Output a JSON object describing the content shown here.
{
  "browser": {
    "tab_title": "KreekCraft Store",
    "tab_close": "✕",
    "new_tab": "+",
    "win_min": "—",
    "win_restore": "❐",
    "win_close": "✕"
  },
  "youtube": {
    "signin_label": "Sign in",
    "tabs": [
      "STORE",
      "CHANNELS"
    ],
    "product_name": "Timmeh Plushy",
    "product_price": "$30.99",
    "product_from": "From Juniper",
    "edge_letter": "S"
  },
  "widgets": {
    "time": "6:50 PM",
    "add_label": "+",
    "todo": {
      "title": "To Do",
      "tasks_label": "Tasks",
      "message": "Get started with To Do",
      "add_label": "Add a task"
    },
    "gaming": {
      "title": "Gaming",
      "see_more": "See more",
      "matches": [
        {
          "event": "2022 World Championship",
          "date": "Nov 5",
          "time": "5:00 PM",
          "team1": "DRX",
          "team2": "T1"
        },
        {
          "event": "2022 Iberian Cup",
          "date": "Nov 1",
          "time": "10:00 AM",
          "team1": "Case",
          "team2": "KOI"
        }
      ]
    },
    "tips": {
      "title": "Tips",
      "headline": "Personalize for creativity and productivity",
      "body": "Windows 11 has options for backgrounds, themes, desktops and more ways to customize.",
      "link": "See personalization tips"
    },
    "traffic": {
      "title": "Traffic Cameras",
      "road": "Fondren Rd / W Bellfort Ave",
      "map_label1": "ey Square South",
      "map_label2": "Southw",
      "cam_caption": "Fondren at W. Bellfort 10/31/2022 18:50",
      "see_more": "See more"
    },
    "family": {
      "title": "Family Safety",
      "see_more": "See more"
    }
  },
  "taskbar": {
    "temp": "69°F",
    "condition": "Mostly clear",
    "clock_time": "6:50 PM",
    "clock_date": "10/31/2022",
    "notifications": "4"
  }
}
********************
#### [Problem to solve]
Reproduce the complete data exactly as presented above.

#### [Exercise output]
Output a JSON object describing the content shown here.
{
  "browser": {
    "tab_title": "KreekCraft Store",
    "tab_close": "✕",
    "new_tab": "+",
    "win_min": "—",
    "win_restore": "❐",
    "win_close": "✕"
  },
  "youtube": {
    "signin_label": "Sign in",
    "tabs": [
      "STORE",
      "CHANNELS"
    ],
    "product_name": "Timmeh Plushy",
    "product_price": "$30.99",
    "product_from": "From Juniper",
    "edge_letter": "S"
  },
  "widgets": {
    "time": "6:50 PM",
    "add_label": "+",
    "todo": {
      "title": "To Do",
      "tasks_label": "Tasks",
      "message": "Get started with To Do",
      "add_label": "Add a task"
    },
    "gaming": {
      "title": "Gaming",
      "see_more": "See more",
      "matches": [
        {
          "event": "2022 World Championship",
          "date": "Nov 5",
          "time": "5:00 PM",
          "team1": "DRX",
          "team2": "T1"
        },
        {
          "event": "2022 Iberian Cup",
          "date": "Nov 1",
          "time": "10:00 AM",
          "team1": "Case",
          "team2": "KOI"
        }
      ]
    },
    "tips": {
      "title": "Tips",
      "headline": "Personalize for creativity and productivity",
      "body": "Windows 11 has options for backgrounds, themes, desktops and more ways to customize.",
      "link": "See personalization tips"
    },
    "traffic": {
      "title": "Traffic Cameras",
      "road": "Fondren Rd / W Bellfort Ave",
      "map_label1": "ey Square South",
      "map_label2": "Southw",
      "cam_caption": "Fondren at W. Bellfort 10/31/2022 18:50",
      "see_more": "See more"
    },
    "family": {
      "title": "Family Safety",
      "see_more": "See more"
    }
  },
  "taskbar": {
    "temp": "69°F",
    "condition": "Mostly clear",
    "clock_time": "6:50 PM",
    "clock_date": "10/31/2022",
    "notifications": "4"
  }
}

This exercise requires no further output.